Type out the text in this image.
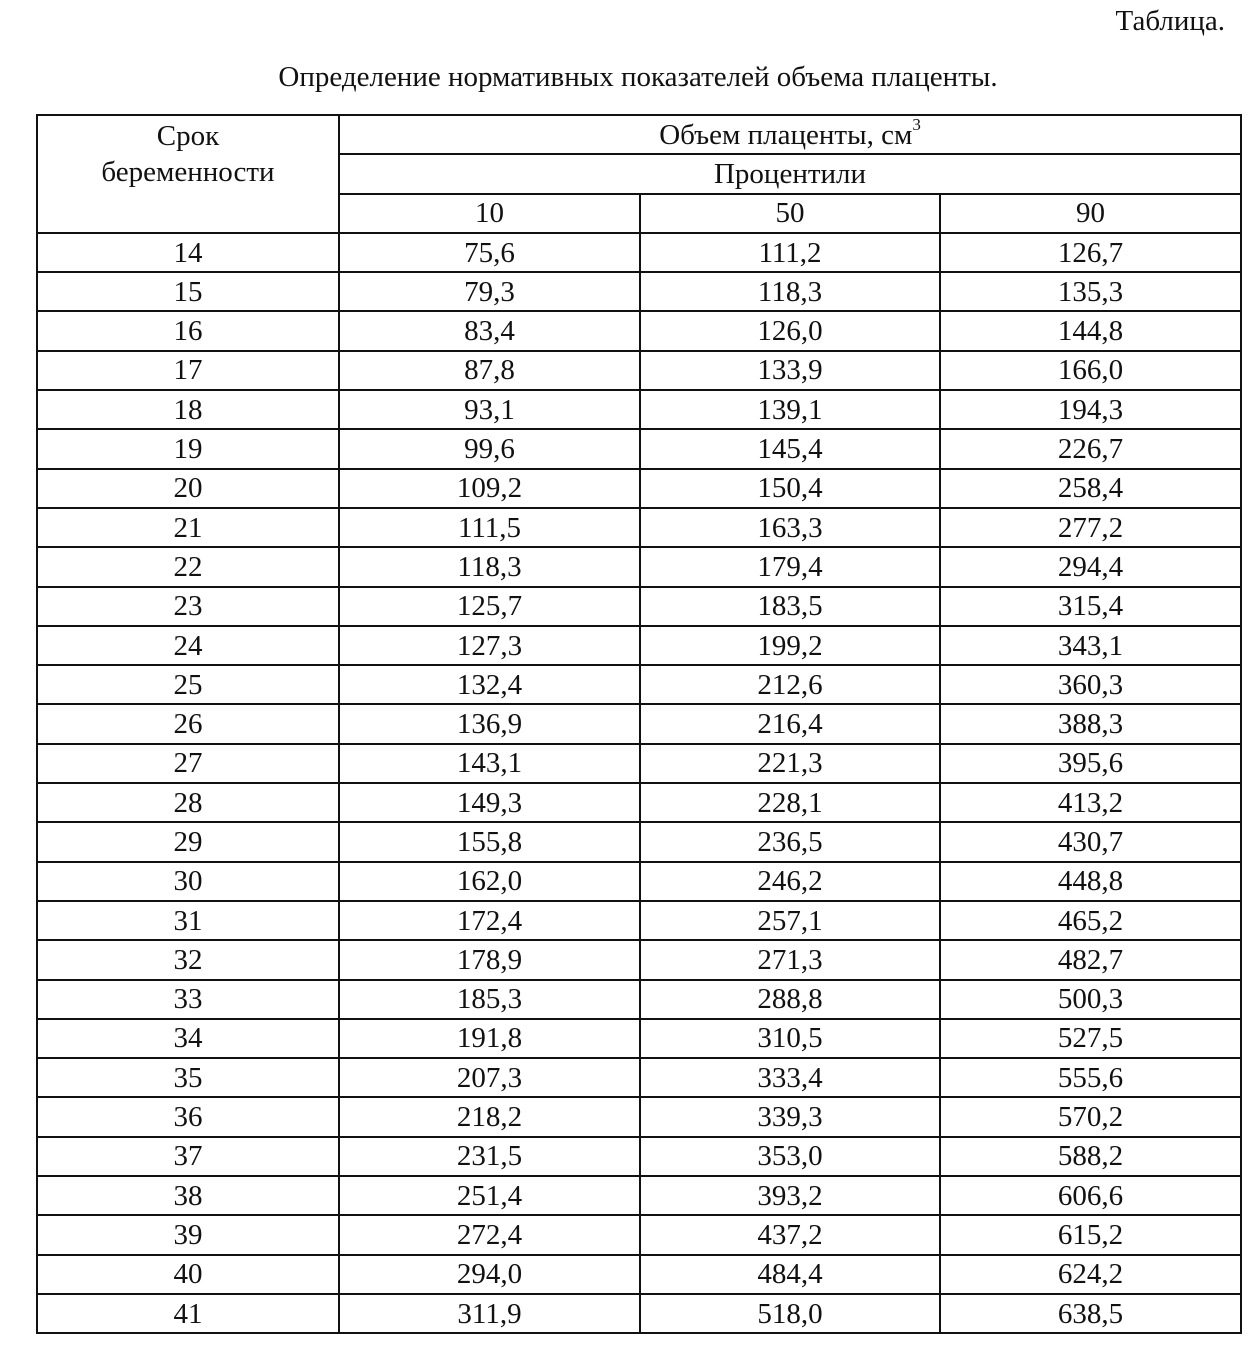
Таблица.
Определение нормативных показателей объема плаценты.
Срок
беременности	Объем плаценты, $см^3$
	Процентили		
	10	50	90
14	75,6	111,2	126,7
15	79,3	118,3	135,3
16	83,4	126,0	144,8
17	87,8	133,9	166,0
18	93,1	139,1	194,3
19	99,6	145,4	226,7
20	109,2	150,4	258,4
21	111,5	163,3	277,2
22	118,3	179,4	294,4
23	125,7	183,5	315,4
24	127,3	199,2	343,1
25	132,4	212,6	360,3
26	136,9	216,4	388,3
27	143,1	221,3	395,6
28	149,3	228,1	413,2
29	155,8	236,5	430,7
30	162,0	246,2	448,8
31	172,4	257,1	465,2
32	178,9	271,3	482,7
33	185,3	288,8	500,3
34	191,8	310,5	527,5
35	207,3	333,4	555,6
36	218,2	339,3	570,2
37	231,5	353,0	588,2
38	251,4	393,2	606,6
39	272,4	437,2	615,2
40	294,0	484,4	624,2
41	311,9	518,0	638,5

==========

§ **GOAL OF THE EXERCISE**
Write the records out again in full, exactly, and skip every picture.

§ **RESPONSE FOR THIS EXERCISE**
Type out the text in this image.
Таблица.
Определение нормативных показателей объема плаценты.
Срок
беременности	Объем плаценты, $см^3$
	Процентили		
	10	50	90
14	75,6	111,2	126,7
15	79,3	118,3	135,3
16	83,4	126,0	144,8
17	87,8	133,9	166,0
18	93,1	139,1	194,3
19	99,6	145,4	226,7
20	109,2	150,4	258,4
21	111,5	163,3	277,2
22	118,3	179,4	294,4
23	125,7	183,5	315,4
24	127,3	199,2	343,1
25	132,4	212,6	360,3
26	136,9	216,4	388,3
27	143,1	221,3	395,6
28	149,3	228,1	413,2
29	155,8	236,5	430,7
30	162,0	246,2	448,8
31	172,4	257,1	465,2
32	178,9	271,3	482,7
33	185,3	288,8	500,3
34	191,8	310,5	527,5
35	207,3	333,4	555,6
36	218,2	339,3	570,2
37	231,5	353,0	588,2
38	251,4	393,2	606,6
39	272,4	437,2	615,2
40	294,0	484,4	624,2
41	311,9	518,0	638,5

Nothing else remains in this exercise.